**ENTRIES**

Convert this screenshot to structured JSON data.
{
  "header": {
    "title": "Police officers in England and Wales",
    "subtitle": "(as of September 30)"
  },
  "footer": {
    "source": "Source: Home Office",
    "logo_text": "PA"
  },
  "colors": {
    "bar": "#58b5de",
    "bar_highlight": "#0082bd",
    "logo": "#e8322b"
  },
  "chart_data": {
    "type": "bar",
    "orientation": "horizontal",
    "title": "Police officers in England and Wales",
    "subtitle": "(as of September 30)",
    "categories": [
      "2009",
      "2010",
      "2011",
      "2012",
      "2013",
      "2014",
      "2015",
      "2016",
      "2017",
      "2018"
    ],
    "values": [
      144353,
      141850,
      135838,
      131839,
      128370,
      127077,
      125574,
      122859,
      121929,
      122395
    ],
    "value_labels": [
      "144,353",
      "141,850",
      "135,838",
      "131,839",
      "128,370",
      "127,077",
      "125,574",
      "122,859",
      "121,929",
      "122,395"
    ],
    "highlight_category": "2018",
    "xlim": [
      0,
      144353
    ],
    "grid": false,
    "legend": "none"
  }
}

**REQUIRED WORK**
State how many lines in the entries above include the word "subtitle"; reply with the number alone.

**FINAL RESULT**
2